_Exercise objective_
Keep only the lines where "horizontal" appears.

#### Task data ####

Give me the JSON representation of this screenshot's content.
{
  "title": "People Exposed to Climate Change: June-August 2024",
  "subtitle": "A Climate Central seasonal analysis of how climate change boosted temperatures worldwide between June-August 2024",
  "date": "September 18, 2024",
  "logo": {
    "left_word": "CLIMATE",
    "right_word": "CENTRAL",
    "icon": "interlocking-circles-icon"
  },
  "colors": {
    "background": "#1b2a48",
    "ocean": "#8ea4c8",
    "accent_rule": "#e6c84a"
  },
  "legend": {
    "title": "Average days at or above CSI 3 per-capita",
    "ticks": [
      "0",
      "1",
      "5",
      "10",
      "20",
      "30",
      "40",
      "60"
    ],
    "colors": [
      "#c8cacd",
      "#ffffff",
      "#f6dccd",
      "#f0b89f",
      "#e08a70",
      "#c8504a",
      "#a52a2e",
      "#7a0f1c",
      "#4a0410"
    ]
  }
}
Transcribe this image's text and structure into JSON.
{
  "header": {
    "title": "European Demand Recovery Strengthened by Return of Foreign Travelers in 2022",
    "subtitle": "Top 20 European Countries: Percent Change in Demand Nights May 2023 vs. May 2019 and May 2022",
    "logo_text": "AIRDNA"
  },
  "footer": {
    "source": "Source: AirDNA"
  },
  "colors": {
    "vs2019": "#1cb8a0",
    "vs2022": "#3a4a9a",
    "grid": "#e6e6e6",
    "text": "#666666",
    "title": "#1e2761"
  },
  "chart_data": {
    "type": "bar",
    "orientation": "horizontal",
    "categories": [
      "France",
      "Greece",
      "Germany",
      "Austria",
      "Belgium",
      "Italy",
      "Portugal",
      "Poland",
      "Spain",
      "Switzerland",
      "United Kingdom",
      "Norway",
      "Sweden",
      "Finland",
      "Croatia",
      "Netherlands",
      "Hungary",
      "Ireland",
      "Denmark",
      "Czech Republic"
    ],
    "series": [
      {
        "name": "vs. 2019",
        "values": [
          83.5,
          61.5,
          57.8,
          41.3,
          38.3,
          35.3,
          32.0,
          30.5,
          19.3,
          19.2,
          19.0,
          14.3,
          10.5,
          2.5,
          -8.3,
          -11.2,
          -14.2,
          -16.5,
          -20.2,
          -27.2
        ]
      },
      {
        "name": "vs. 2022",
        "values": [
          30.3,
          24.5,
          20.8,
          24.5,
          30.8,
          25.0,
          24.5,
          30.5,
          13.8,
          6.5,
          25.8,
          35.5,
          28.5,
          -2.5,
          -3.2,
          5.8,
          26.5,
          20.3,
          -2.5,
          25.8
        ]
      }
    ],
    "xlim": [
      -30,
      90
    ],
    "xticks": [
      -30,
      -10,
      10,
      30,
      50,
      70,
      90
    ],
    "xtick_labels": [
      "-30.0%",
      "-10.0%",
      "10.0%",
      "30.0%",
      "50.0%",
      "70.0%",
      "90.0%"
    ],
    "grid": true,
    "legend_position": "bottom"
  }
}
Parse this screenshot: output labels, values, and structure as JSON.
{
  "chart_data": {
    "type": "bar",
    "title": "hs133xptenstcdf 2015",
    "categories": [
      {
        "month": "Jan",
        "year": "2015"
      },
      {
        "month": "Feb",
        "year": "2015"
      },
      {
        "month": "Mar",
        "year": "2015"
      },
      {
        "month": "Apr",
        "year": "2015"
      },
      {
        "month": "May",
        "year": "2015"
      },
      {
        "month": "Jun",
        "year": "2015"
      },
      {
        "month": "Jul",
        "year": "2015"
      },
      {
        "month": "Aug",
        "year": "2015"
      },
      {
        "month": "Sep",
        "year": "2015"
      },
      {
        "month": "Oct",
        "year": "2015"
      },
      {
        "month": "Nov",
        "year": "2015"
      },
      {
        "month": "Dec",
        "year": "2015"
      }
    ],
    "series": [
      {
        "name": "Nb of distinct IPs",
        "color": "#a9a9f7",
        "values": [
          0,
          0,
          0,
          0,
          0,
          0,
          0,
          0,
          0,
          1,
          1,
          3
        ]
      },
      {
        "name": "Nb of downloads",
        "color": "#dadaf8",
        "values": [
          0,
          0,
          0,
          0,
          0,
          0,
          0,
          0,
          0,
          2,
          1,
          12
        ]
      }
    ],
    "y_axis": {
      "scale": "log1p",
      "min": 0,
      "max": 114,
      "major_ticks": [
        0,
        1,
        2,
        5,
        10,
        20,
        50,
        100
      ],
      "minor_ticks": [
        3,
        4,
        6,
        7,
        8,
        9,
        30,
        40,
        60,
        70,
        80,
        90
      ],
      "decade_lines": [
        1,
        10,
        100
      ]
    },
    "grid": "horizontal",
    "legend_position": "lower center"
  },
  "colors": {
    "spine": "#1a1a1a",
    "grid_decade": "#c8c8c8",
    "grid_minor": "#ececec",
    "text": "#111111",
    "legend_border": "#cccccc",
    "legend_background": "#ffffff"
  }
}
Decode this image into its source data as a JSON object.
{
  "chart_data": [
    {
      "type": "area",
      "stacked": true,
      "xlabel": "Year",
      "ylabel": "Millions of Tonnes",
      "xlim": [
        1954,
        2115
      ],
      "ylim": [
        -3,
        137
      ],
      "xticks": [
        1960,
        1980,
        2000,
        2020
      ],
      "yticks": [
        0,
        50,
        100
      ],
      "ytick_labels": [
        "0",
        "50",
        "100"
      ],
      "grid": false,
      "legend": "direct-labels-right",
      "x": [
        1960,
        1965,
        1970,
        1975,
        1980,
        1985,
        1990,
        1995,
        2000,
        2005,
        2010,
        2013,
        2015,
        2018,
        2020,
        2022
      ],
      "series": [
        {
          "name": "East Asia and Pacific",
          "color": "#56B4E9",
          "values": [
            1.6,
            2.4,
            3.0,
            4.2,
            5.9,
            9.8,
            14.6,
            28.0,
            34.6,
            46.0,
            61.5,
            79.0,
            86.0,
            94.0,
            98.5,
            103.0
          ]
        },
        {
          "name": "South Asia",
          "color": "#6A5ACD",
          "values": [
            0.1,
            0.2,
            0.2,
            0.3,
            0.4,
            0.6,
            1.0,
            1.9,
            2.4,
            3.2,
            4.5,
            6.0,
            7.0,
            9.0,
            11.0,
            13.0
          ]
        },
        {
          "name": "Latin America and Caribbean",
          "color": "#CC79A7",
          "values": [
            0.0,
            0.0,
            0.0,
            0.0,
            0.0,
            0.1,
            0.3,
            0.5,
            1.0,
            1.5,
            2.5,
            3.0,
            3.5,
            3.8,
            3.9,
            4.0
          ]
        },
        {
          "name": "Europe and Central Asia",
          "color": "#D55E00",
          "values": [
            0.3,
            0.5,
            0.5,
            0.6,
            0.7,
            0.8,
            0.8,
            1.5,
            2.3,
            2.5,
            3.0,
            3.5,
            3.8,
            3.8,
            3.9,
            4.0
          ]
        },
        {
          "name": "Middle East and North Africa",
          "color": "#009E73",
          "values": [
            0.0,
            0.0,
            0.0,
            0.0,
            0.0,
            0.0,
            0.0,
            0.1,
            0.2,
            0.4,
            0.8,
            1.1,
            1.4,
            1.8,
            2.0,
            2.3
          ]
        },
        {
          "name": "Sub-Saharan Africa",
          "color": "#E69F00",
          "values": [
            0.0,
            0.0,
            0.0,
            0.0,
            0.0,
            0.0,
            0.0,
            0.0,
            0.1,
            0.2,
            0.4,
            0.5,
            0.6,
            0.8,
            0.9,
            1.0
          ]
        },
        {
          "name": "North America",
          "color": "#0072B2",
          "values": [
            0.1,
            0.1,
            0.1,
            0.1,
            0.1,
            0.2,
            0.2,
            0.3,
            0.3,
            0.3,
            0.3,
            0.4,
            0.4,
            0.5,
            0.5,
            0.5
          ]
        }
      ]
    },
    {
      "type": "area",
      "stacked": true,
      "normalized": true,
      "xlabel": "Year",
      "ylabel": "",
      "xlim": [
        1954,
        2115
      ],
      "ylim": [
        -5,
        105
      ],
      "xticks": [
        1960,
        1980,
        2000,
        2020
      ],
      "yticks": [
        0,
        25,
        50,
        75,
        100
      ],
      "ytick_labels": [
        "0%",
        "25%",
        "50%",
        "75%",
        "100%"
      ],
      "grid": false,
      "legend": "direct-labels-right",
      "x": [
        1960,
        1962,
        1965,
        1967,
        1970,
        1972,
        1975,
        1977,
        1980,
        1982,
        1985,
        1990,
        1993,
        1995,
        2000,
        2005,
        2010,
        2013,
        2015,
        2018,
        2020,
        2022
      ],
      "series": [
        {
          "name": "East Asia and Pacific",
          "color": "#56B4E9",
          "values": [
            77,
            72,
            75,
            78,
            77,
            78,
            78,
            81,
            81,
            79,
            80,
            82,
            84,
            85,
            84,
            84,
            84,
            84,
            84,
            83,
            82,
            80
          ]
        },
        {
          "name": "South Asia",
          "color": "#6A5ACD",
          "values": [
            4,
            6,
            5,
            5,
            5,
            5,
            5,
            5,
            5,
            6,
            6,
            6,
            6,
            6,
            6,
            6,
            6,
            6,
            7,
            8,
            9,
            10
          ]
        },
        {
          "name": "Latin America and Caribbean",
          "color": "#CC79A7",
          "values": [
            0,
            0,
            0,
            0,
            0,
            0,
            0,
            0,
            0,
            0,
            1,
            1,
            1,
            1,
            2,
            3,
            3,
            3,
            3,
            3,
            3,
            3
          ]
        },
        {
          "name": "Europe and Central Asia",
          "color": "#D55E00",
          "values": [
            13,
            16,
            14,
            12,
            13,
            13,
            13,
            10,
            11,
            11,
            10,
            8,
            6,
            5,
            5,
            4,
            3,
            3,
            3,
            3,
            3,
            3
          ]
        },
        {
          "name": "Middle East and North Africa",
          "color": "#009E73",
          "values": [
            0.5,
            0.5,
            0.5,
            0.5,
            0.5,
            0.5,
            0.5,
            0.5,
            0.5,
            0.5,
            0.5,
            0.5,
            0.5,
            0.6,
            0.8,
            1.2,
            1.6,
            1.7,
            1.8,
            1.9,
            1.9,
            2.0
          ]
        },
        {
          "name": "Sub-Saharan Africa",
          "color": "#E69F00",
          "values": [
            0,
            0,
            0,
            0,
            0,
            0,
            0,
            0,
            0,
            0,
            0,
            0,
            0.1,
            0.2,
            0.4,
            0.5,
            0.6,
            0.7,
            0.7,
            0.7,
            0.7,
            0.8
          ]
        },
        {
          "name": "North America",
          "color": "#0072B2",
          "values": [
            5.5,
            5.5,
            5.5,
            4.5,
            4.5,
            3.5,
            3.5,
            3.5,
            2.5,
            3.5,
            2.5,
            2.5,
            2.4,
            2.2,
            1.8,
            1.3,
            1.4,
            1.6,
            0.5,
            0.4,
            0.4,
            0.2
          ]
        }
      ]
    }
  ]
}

####

_Task answer_
    "orientation": "horizontal",
    "grid": "horizontal",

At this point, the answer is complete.